- **Written instruction**: Report the count of lines containing the word "thông" in the entries below, and nothing more.

======== Input for this task ========

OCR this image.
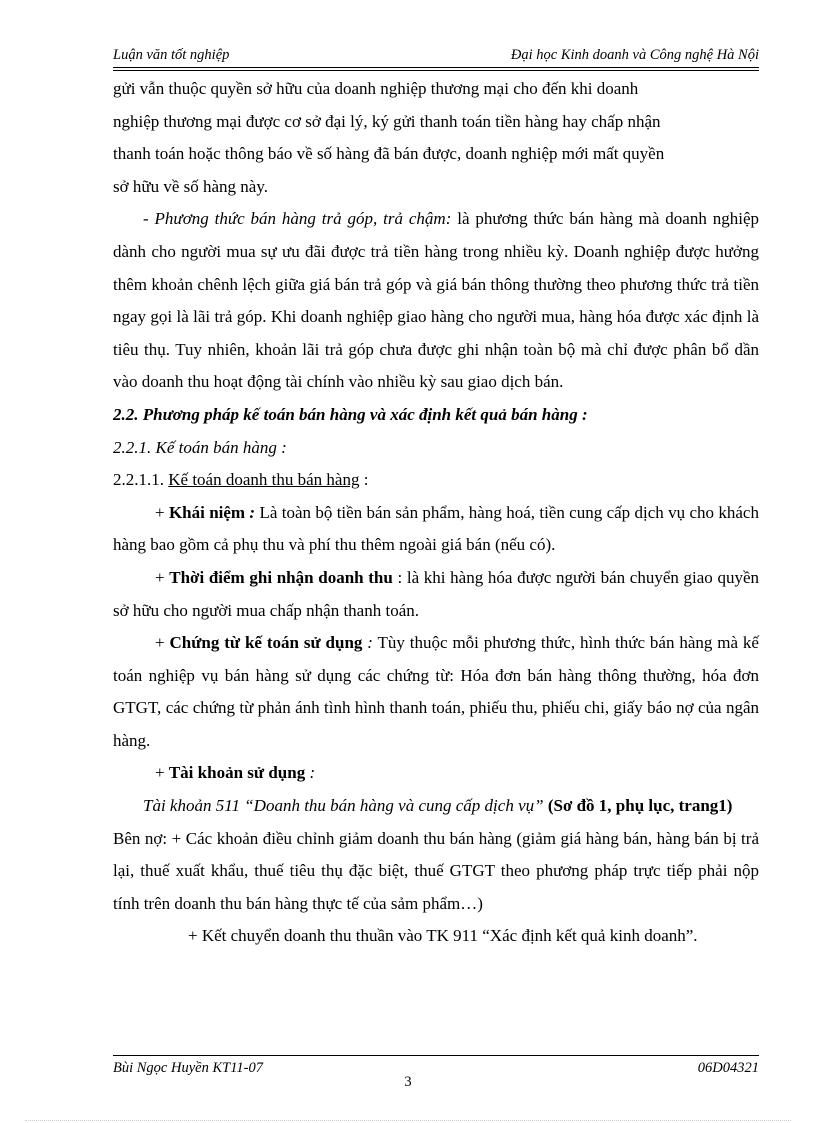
Luận văn tốt nghiệp	Đại học Kinh doanh và Công nghệ Hà Nội

gửi vẫn thuộc quyền sở hữu của doanh nghiệp thương mại cho đến khi doanh

nghiệp thương mại được cơ sở đại lý, ký gửi thanh toán tiền hàng hay chấp nhận

thanh toán hoặc thông báo về số hàng đã bán được, doanh nghiệp mới mất quyền

sở hữu về số hàng này.

- Phương thức bán hàng trả góp, trả chậm: là phương thức bán hàng mà doanh nghiệp dành cho người mua sự ưu đãi được trả tiền hàng trong nhiều kỳ. Doanh nghiệp được hưởng thêm khoản chênh lệch giữa giá bán trả góp và giá bán thông thường theo phương thức trả tiền ngay gọi là lãi trả góp. Khi doanh nghiệp giao hàng cho người mua, hàng hóa được xác định là tiêu thụ. Tuy nhiên, khoản lãi trả góp chưa được ghi nhận toàn bộ mà chỉ được phân bổ dần vào doanh thu hoạt động tài chính vào nhiều kỳ sau giao dịch bán.

2.2. Phương pháp kế toán bán hàng và xác định kết quả bán hàng :

2.2.1. Kế toán bán hàng :

2.2.1.1. Kế toán doanh thu bán hàng :

+ Khái niệm : Là toàn bộ tiền bán sản phẩm, hàng hoá, tiền cung cấp dịch vụ cho khách hàng bao gồm cả phụ thu và phí thu thêm ngoài giá bán (nếu có).

+ Thời điểm ghi nhận doanh thu : là khi hàng hóa được người bán chuyển giao quyền sở hữu cho người mua chấp nhận thanh toán.

+ Chứng từ kế toán sử dụng : Tùy thuộc mỗi phương thức, hình thức bán hàng mà kế toán nghiệp vụ bán hàng sử dụng các chứng từ: Hóa đơn bán hàng thông thường, hóa đơn GTGT, các chứng từ phản ánh tình hình thanh toán, phiếu thu, phiếu chi, giấy báo nợ của ngân hàng.

+ Tài khoản sử dụng :

Tài khoản 511 “Doanh thu bán hàng và cung cấp dịch vụ” (Sơ đồ 1, phụ lục, trang1)

Bên nợ: + Các khoản điều chỉnh giảm doanh thu bán hàng (giảm giá hàng bán, hàng bán bị trả lại, thuế xuất khẩu, thuế tiêu thụ đặc biệt, thuế GTGT theo phương pháp trực tiếp phải nộp tính trên doanh thu bán hàng thực tế của sảm phẩm…)

+ Kết chuyển doanh thu thuần vào TK 911 “Xác định kết quả kinh doanh”.

Bùi Ngọc Huyền KT11-07	06D04321
3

========

- **Response**: 3